◆ **STATED TASK**:
Print all records exactly, leaving nothing out.

◆ **DATASET**:
******

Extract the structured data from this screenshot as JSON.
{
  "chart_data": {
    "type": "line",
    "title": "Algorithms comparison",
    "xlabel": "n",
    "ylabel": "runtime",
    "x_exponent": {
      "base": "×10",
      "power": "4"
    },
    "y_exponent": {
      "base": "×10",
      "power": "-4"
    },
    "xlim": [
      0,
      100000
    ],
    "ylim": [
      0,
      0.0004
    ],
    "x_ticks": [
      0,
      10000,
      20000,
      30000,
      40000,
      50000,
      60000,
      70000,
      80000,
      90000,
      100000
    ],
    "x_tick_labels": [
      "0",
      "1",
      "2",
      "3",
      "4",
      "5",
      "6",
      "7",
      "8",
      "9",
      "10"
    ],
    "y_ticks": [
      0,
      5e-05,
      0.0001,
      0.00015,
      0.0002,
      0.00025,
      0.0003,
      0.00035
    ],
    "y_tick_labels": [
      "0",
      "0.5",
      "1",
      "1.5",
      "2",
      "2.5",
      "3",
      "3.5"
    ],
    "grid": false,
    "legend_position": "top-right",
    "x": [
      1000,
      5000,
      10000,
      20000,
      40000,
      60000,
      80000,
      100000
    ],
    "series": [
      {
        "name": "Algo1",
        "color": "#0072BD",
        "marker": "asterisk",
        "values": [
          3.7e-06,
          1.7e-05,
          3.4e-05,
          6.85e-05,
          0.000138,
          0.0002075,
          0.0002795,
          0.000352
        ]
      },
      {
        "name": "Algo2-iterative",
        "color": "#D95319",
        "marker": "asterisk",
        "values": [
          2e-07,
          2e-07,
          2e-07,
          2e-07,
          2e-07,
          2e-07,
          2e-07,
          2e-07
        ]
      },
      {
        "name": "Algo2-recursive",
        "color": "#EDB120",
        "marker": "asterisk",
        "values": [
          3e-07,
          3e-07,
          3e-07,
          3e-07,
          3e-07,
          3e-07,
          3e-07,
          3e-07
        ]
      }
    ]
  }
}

******

◆ **COMPLETE RESPONSE**:
Extract the structured data from this screenshot as JSON.
{
  "chart_data": {
    "type": "line",
    "title": "Algorithms comparison",
    "xlabel": "n",
    "ylabel": "runtime",
    "x_exponent": {
      "base": "×10",
      "power": "4"
    },
    "y_exponent": {
      "base": "×10",
      "power": "-4"
    },
    "xlim": [
      0,
      100000
    ],
    "ylim": [
      0,
      0.0004
    ],
    "x_ticks": [
      0,
      10000,
      20000,
      30000,
      40000,
      50000,
      60000,
      70000,
      80000,
      90000,
      100000
    ],
    "x_tick_labels": [
      "0",
      "1",
      "2",
      "3",
      "4",
      "5",
      "6",
      "7",
      "8",
      "9",
      "10"
    ],
    "y_ticks": [
      0,
      5e-05,
      0.0001,
      0.00015,
      0.0002,
      0.00025,
      0.0003,
      0.00035
    ],
    "y_tick_labels": [
      "0",
      "0.5",
      "1",
      "1.5",
      "2",
      "2.5",
      "3",
      "3.5"
    ],
    "grid": false,
    "legend_position": "top-right",
    "x": [
      1000,
      5000,
      10000,
      20000,
      40000,
      60000,
      80000,
      100000
    ],
    "series": [
      {
        "name": "Algo1",
        "color": "#0072BD",
        "marker": "asterisk",
        "values": [
          3.7e-06,
          1.7e-05,
          3.4e-05,
          6.85e-05,
          0.000138,
          0.0002075,
          0.0002795,
          0.000352
        ]
      },
      {
        "name": "Algo2-iterative",
        "color": "#D95319",
        "marker": "asterisk",
        "values": [
          2e-07,
          2e-07,
          2e-07,
          2e-07,
          2e-07,
          2e-07,
          2e-07,
          2e-07
        ]
      },
      {
        "name": "Algo2-recursive",
        "color": "#EDB120",
        "marker": "asterisk",
        "values": [
          3e-07,
          3e-07,
          3e-07,
          3e-07,
          3e-07,
          3e-07,
          3e-07,
          3e-07
        ]
      }
    ]
  }
}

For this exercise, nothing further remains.